**REQUIRED WORK**
Locate the lines where "Site" occurs and copy them as they stand.
++++ RECORDED INFORMATION ++++
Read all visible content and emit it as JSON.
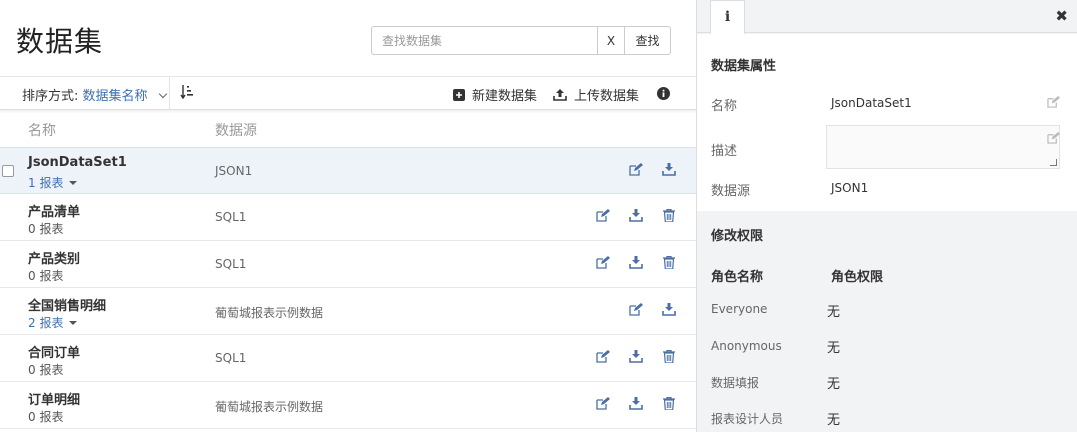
{
  "page_title": "数据集",
  "search": {
    "placeholder": "查找数据集",
    "clear_label": "X",
    "button_label": "查找"
  },
  "toolbar": {
    "sort_label": "排序方式:",
    "sort_value": "数据集名称",
    "new_label": "新建数据集",
    "upload_label": "上传数据集"
  },
  "columns": {
    "name": "名称",
    "source": "数据源"
  },
  "rows": [
    {
      "name": "JsonDataSet1",
      "count": "1 报表",
      "source": "JSON1"
    },
    {
      "name": "产品清单",
      "count": "0 报表",
      "source": "SQL1"
    },
    {
      "name": "产品类别",
      "count": "0 报表",
      "source": "SQL1"
    },
    {
      "name": "全国销售明细",
      "count": "2 报表",
      "source": "葡萄城报表示例数据"
    },
    {
      "name": "合同订单",
      "count": "0 报表",
      "source": "SQL1"
    },
    {
      "name": "订单明细",
      "count": "0 报表",
      "source": "葡萄城报表示例数据"
    }
  ],
  "panel": {
    "info_tab_label": "i",
    "close_label": "✖",
    "props_title": "数据集属性",
    "name_label": "名称",
    "name_value": "JsonDataSet1",
    "desc_label": "描述",
    "source_label": "数据源",
    "source_value": "JSON1",
    "perm_title": "修改权限",
    "role_header": "角色名称",
    "perm_header": "角色权限",
    "roles": [
      {
        "role": "Everyone",
        "perm": "无"
      },
      {
        "role": "Anonymous",
        "perm": "无"
      },
      {
        "role": "数据填报",
        "perm": "无"
      },
      {
        "role": "报表设计人员",
        "perm": "无"
      }
    ]
  },
  "colors": {
    "accent": "#3d6fb0",
    "icon": "#4a6fa5",
    "panel_bg": "#f2f3f5",
    "selected_row": "#eef3fa"
  },
  "icons": [
    "sort-order-icon",
    "plus-square-icon",
    "upload-icon",
    "info-circle-icon",
    "edit-icon",
    "download-icon",
    "trash-icon",
    "close-icon"
  ]
}
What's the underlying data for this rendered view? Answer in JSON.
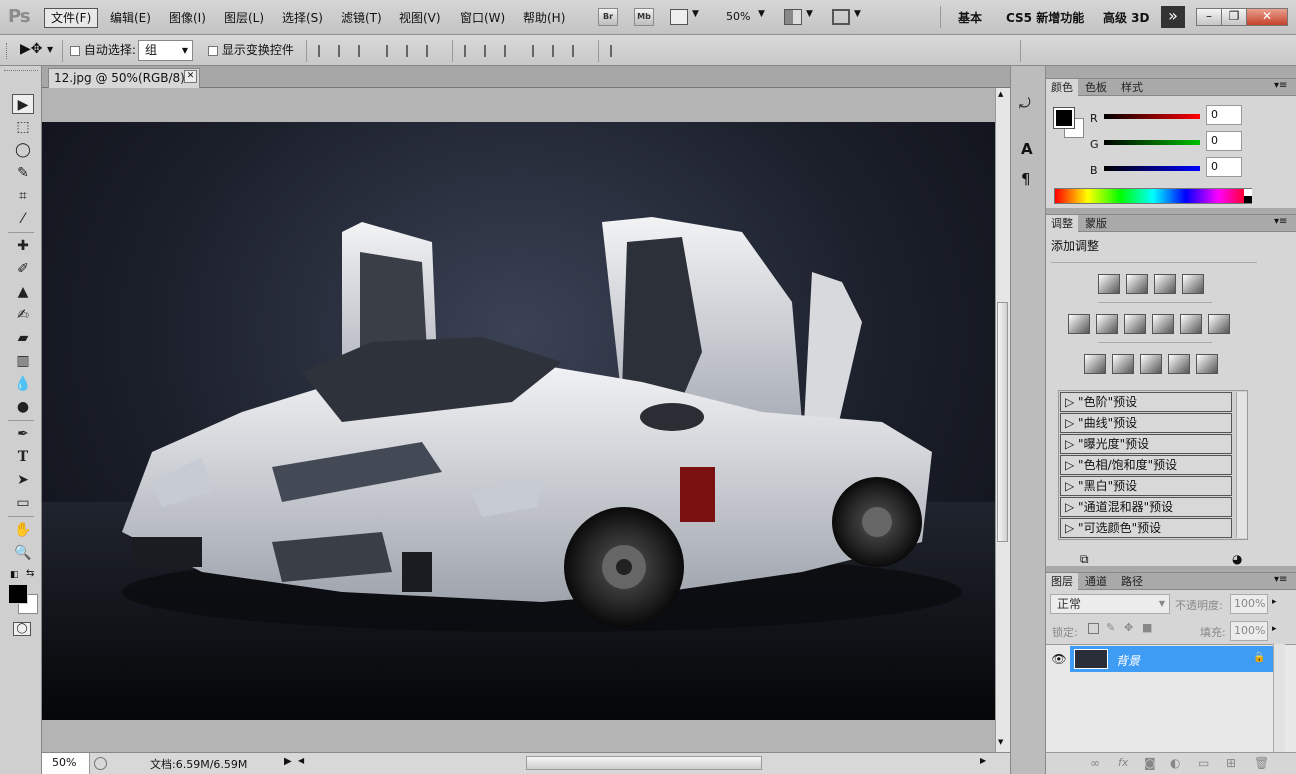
{
  "menubar": {
    "logo": "Ps",
    "items": [
      "文件(F)",
      "编辑(E)",
      "图像(I)",
      "图层(L)",
      "选择(S)",
      "滤镜(T)",
      "视图(V)",
      "窗口(W)",
      "帮助(H)"
    ],
    "bridge_label": "Br",
    "minibridge_label": "Mb",
    "zoom": "50%",
    "workspaces": [
      "基本",
      "CS5 新增功能",
      "高级 3D"
    ],
    "overflow": "»",
    "window_controls": [
      "–",
      "❐",
      "✕"
    ]
  },
  "options": {
    "auto_select_label": "自动选择:",
    "auto_select_value": "组",
    "transform_label": "显示变换控件"
  },
  "document": {
    "tab_title": "12.jpg @ 50%(RGB/8) *",
    "tab_close": "✕"
  },
  "status": {
    "zoom": "50%",
    "doc_size": "文档:6.59M/6.59M"
  },
  "color_panel": {
    "tabs": [
      "颜色",
      "色板",
      "样式"
    ],
    "channels": [
      {
        "label": "R",
        "value": "0",
        "color": "#ff0000"
      },
      {
        "label": "G",
        "value": "0",
        "color": "#00c000"
      },
      {
        "label": "B",
        "value": "0",
        "color": "#0000ff"
      }
    ]
  },
  "adjust_panel": {
    "tabs": [
      "调整",
      "蒙版"
    ],
    "heading": "添加调整",
    "presets": [
      "\"色阶\"预设",
      "\"曲线\"预设",
      "\"曝光度\"预设",
      "\"色相/饱和度\"预设",
      "\"黑白\"预设",
      "\"通道混和器\"预设",
      "\"可选颜色\"预设"
    ]
  },
  "layers_panel": {
    "tabs": [
      "图层",
      "通道",
      "路径"
    ],
    "blend_mode": "正常",
    "opacity_label": "不透明度:",
    "opacity_value": "100%",
    "lock_label": "锁定:",
    "fill_label": "填充:",
    "fill_value": "100%",
    "layer_name": "背景",
    "selection_color": "#3f9cf5"
  }
}
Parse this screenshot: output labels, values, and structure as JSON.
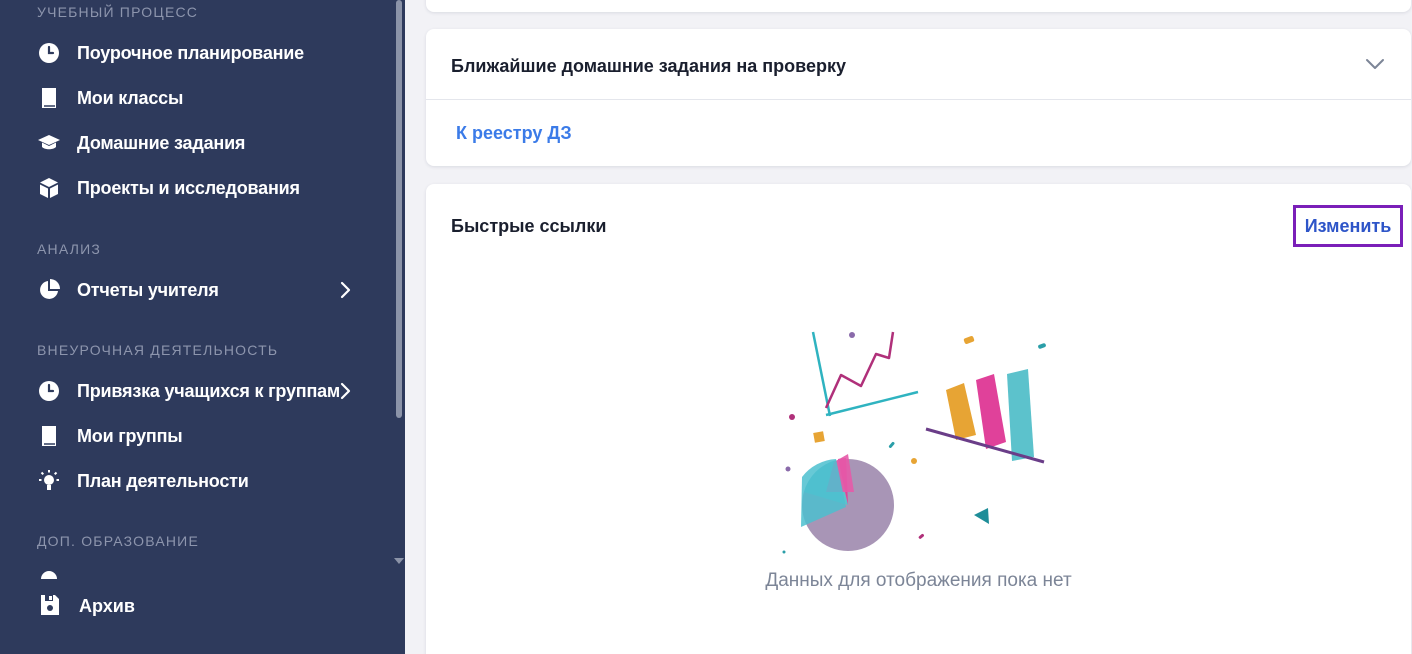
{
  "sidebar": {
    "sections": [
      {
        "title": "УЧЕБНЫЙ ПРОЦЕСС",
        "items": [
          {
            "label": "Поурочное планирование",
            "icon": "clock-icon"
          },
          {
            "label": "Мои классы",
            "icon": "book-icon"
          },
          {
            "label": "Домашние задания",
            "icon": "graduation-cap-icon"
          },
          {
            "label": "Проекты и исследования",
            "icon": "cube-icon"
          }
        ]
      },
      {
        "title": "АНАЛИЗ",
        "items": [
          {
            "label": "Отчеты учителя",
            "icon": "pie-chart-icon",
            "has_submenu": true
          }
        ]
      },
      {
        "title": "ВНЕУРОЧНАЯ ДЕЯТЕЛЬНОСТЬ",
        "items": [
          {
            "label": "Привязка учащихся к группам",
            "icon": "clock-icon",
            "has_submenu": true
          },
          {
            "label": "Мои группы",
            "icon": "book-icon"
          },
          {
            "label": "План деятельности",
            "icon": "lightbulb-icon"
          }
        ]
      },
      {
        "title": "ДОП. ОБРАЗОВАНИЕ",
        "items": []
      }
    ],
    "archive_label": "Архив"
  },
  "main": {
    "homework_card": {
      "title": "Ближайшие домашние задания на проверку",
      "link_label": "К реестру ДЗ"
    },
    "quick_links_card": {
      "title": "Быстрые ссылки",
      "edit_label": "Изменить",
      "empty_message": "Данных для отображения пока нет"
    }
  },
  "colors": {
    "sidebar_bg": "#2e3a5c",
    "link": "#3b7be8",
    "highlight_border": "#7a1fb8"
  }
}
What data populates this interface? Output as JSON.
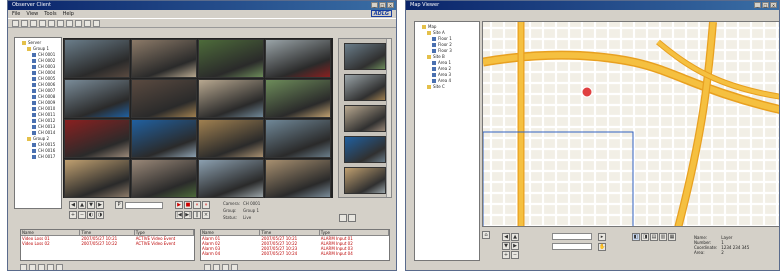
{
  "left_window": {
    "title": "Observer Client",
    "logo": "ADLG",
    "menu": [
      "File",
      "View",
      "Tools",
      "Help"
    ],
    "tree": [
      {
        "level": 0,
        "label": "Server"
      },
      {
        "level": 1,
        "label": "Group 1"
      },
      {
        "level": 2,
        "label": "CH 0001"
      },
      {
        "level": 2,
        "label": "CH 0002"
      },
      {
        "level": 2,
        "label": "CH 0003"
      },
      {
        "level": 2,
        "label": "CH 0004"
      },
      {
        "level": 2,
        "label": "CH 0005"
      },
      {
        "level": 2,
        "label": "CH 0006"
      },
      {
        "level": 2,
        "label": "CH 0007"
      },
      {
        "level": 2,
        "label": "CH 0008"
      },
      {
        "level": 2,
        "label": "CH 0009"
      },
      {
        "level": 2,
        "label": "CH 0010"
      },
      {
        "level": 2,
        "label": "CH 0011"
      },
      {
        "level": 2,
        "label": "CH 0012"
      },
      {
        "level": 2,
        "label": "CH 0013"
      },
      {
        "level": 2,
        "label": "CH 0014"
      },
      {
        "level": 1,
        "label": "Group 2"
      },
      {
        "level": 2,
        "label": "CH 0015"
      },
      {
        "level": 2,
        "label": "CH 0016"
      },
      {
        "level": 2,
        "label": "CH 0017"
      }
    ],
    "event_rows": [
      {
        "name": "Video Loss 01",
        "time": "2007/05/27 10:21",
        "type": "ACTIVE Video Event"
      },
      {
        "name": "Video Loss 02",
        "time": "2007/05/27 10:22",
        "type": "ACTIVE Video Event"
      }
    ],
    "alarm_rows": [
      {
        "name": "Alarm 01",
        "time": "2007/05/27 10:21",
        "type": "ALARM Input 01"
      },
      {
        "name": "Alarm 02",
        "time": "2007/05/27 10:22",
        "type": "ALARM Input 02"
      },
      {
        "name": "Alarm 03",
        "time": "2007/05/27 10:23",
        "type": "ALARM Input 03"
      },
      {
        "name": "Alarm 04",
        "time": "2007/05/27 10:24",
        "type": "ALARM Input 04"
      }
    ],
    "event_headers": [
      "Name",
      "Time",
      "Type"
    ],
    "status_labels": [
      "Camera:",
      "Group:",
      "Status:"
    ],
    "status_values": [
      "CH 0001",
      "Group 1",
      "Live"
    ]
  },
  "right_window": {
    "title": "Map Viewer",
    "tree": [
      {
        "level": 0,
        "label": "Map"
      },
      {
        "level": 1,
        "label": "Site A"
      },
      {
        "level": 2,
        "label": "Floor 1"
      },
      {
        "level": 2,
        "label": "Floor 2"
      },
      {
        "level": 2,
        "label": "Floor 3"
      },
      {
        "level": 1,
        "label": "Site B"
      },
      {
        "level": 2,
        "label": "Area 1"
      },
      {
        "level": 2,
        "label": "Area 2"
      },
      {
        "level": 2,
        "label": "Area 3"
      },
      {
        "level": 2,
        "label": "Area 4"
      },
      {
        "level": 1,
        "label": "Site C"
      }
    ],
    "info": [
      {
        "label": "Name:",
        "value": "Layer"
      },
      {
        "label": "Number:",
        "value": "1"
      },
      {
        "label": "Coordinate:",
        "value": "1234 234 345"
      },
      {
        "label": "Area:",
        "value": "2"
      }
    ]
  },
  "colors": {
    "titlebar": "#0a246a",
    "window_bg": "#d4d0c8",
    "map_bg": "#f2efe6",
    "highway": "#f5c040",
    "map_selection": "#3060c0"
  }
}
++++
**FINISHED ANSWER**
        "label": "Site A"
        "label": "Site B"
        "label": "Site C"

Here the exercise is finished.